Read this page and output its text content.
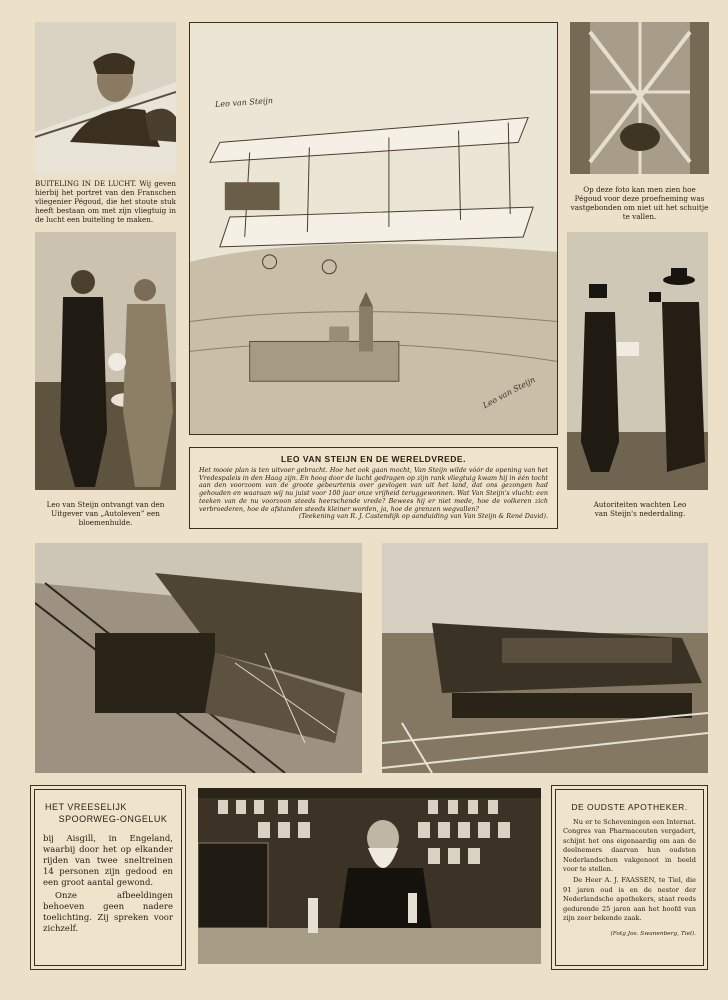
BUITELING IN DE LUCHT. Wij geven hierbij het portret van den Franschen vliegenier Pégoud, die het stoute stuk heeft bestaan om met zijn vliegtuig in de lucht een buiteling te maken.

Leo van Steijn
Leo van Steijn

Op deze foto kan men zien hoe Pégoud voor deze proefneming was vastgebonden om niet uit het schuitje te vallen.

Leo van Steijn ontvangt van den Uitgever van „Autoleven” een bloemenhulde.

Autoriteiten wachten Leo van Steijn's nederdaling.

LEO VAN STEIJN EN DE WERELDVREDE.

Het mooie plan is ten uitvoer gebracht. Hoe het ook gaan mocht, Van Steijn wilde vóór de opening van het Vredespaleis in den Haag zijn. En hoog door de lucht gedragen op zijn rank vliegtuig kwam hij in één tocht aan den voorzoom van de groote gebeurtenis over gevlogen van uit het land, dat ons gezongen had gehouden en waaraan wij nu juist voor 100 jaar onze vrijheid teruggewonnen. Wat Van Steijn's vlucht: een teeken van de nu voorzoon steeds heerschende vrede? Bewees hij er niet mede, hoe de volkeren zich verbroederen, hoe de afstanden steeds kleiner worden, ja, hoe de grenzen wegvallen?

(Teekening van R. J. Castendijk op aanduiding van Van Steijn & René David).

HET VREESELIJK
SPOORWEG-ONGELUK

bij Aisgill, in Engeland, waarbij door het op elkander rijden van twee sneltreinen 14 personen zijn gedood en een groot aantal gewond.

Onze afbeeldingen behoeven geen nadere toelichting. Zij spreken voor zichzelf.

DE OUDSTE APOTHEKER.

Nu er te Scheveningen een Internat. Congres van Pharmaceuten vergadert, schijnt het ons eigenaardig om aan de deelnemers daarvan hun oudsten Nederlandschen vakgenoot in beeld voor te stellen.

De Heer A. J. FAASSEN, te Tiel, die 91 jaren oud is en de nestor der Nederlandsche apothekers, staat reeds gedurende 25 jaren aan het hoofd van zijn zeer bekende zaak.

(Fotg Jos. Swanenberg, Tiel).
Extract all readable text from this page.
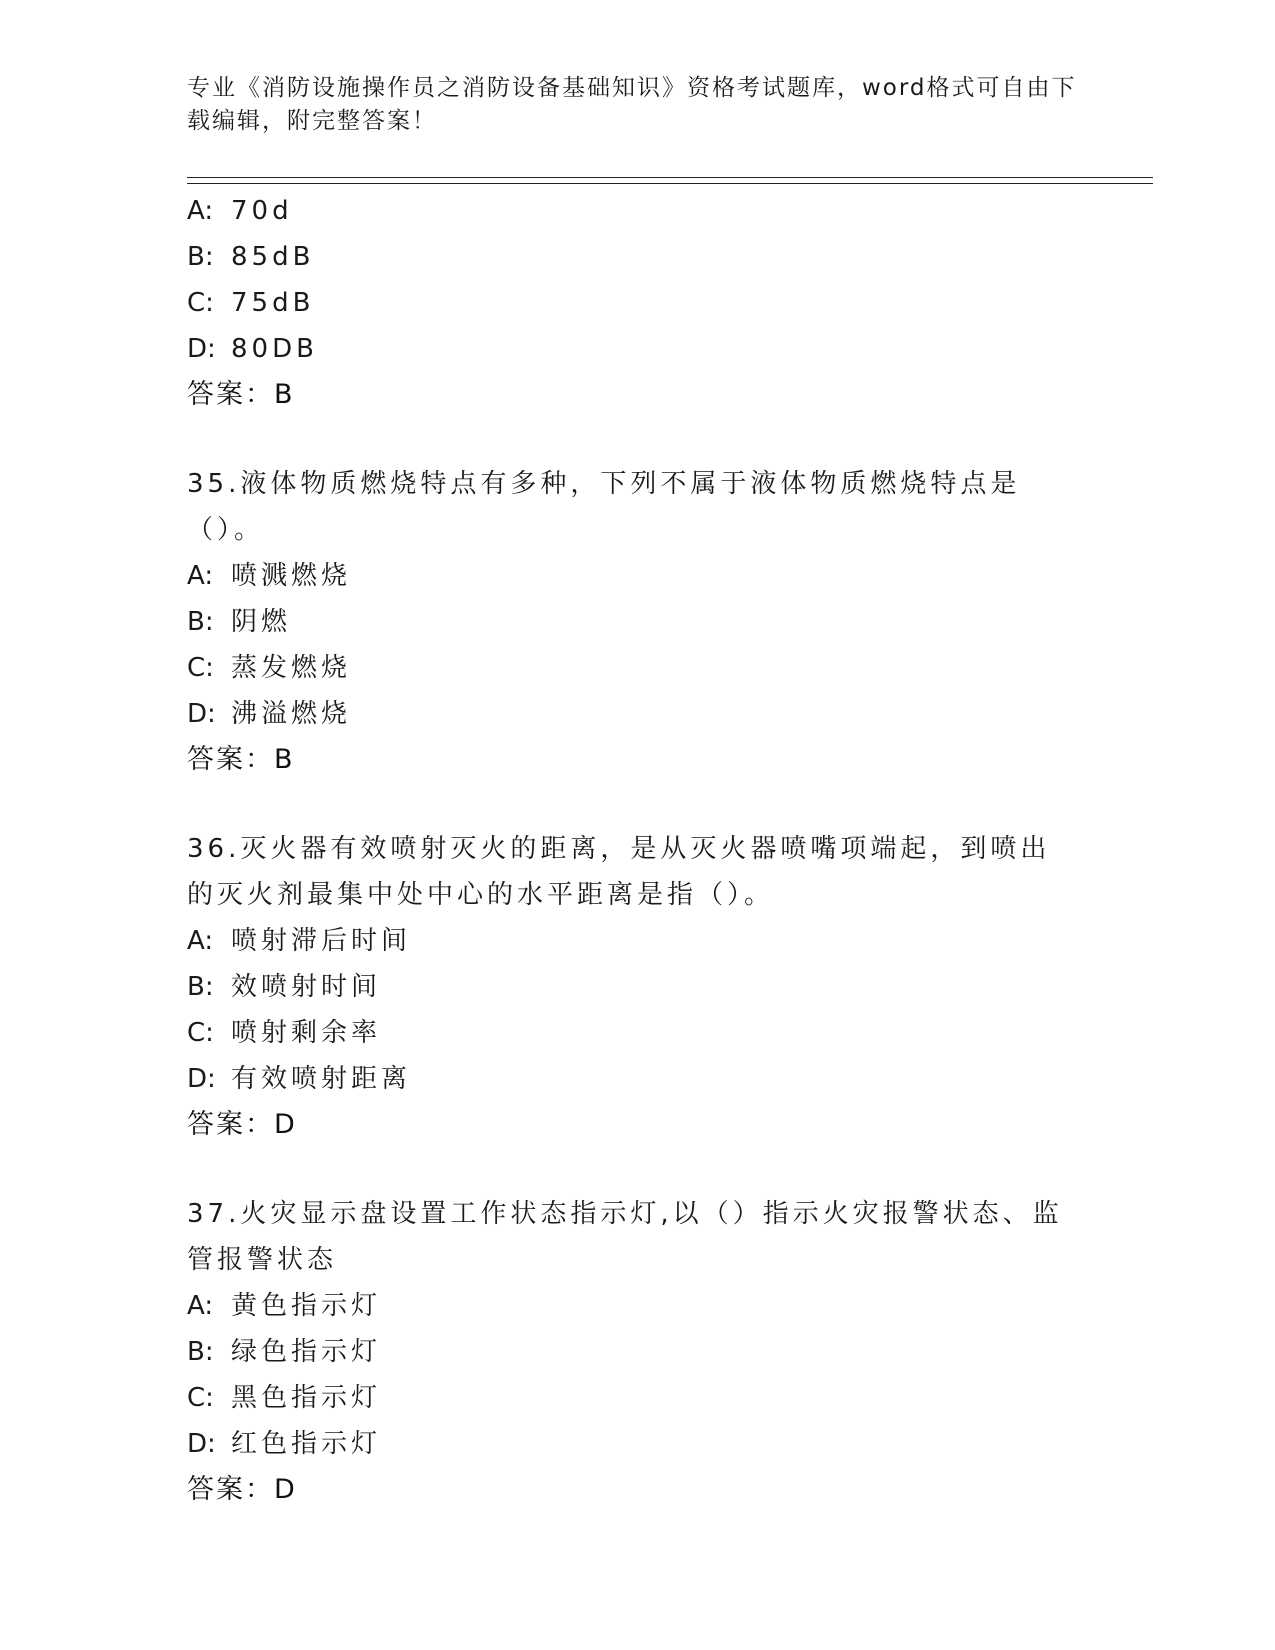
专业《消防设施操作员之消防设备基础知识》资格考试题库，word格式可自由下载编辑，附完整答案！
A: 70d
B: 85dB
C: 75dB
D: 80DB
答案：B
35.液体物质燃烧特点有多种，下列不属于液体物质燃烧特点是（）。
A: 喷溅燃烧
B: 阴燃
C: 蒸发燃烧
D: 沸溢燃烧
答案：B
36.灭火器有效喷射灭火的距离，是从灭火器喷嘴项端起，到喷出的灭火剂最集中处中心的水平距离是指（）。
A: 喷射滞后时间
B: 效喷射时间
C: 喷射剩余率
D: 有效喷射距离
答案：D
37.火灾显示盘设置工作状态指示灯,以（）指示火灾报警状态、监管报警状态
A: 黄色指示灯
B: 绿色指示灯
C: 黑色指示灯
D: 红色指示灯
答案：D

### EXERCISE REQUIREMENTS
Only the lines from the one containing "Extract all readable text from this page." through the end of the listing are to be quoted, exactly and with both ends included; pictures are left out.

### RESULT OF THIS EXERCISE
Extract all readable text from this page.
专业《消防设施操作员之消防设备基础知识》资格考试题库，word格式可自由下载编辑，附完整答案！
A: 70d
B: 85dB
C: 75dB
D: 80DB
答案：B
35.液体物质燃烧特点有多种，下列不属于液体物质燃烧特点是（）。
A: 喷溅燃烧
B: 阴燃
C: 蒸发燃烧
D: 沸溢燃烧
答案：B
36.灭火器有效喷射灭火的距离，是从灭火器喷嘴项端起，到喷出的灭火剂最集中处中心的水平距离是指（）。
A: 喷射滞后时间
B: 效喷射时间
C: 喷射剩余率
D: 有效喷射距离
答案：D
37.火灾显示盘设置工作状态指示灯,以（）指示火灾报警状态、监管报警状态
A: 黄色指示灯
B: 绿色指示灯
C: 黑色指示灯
D: 红色指示灯
答案：D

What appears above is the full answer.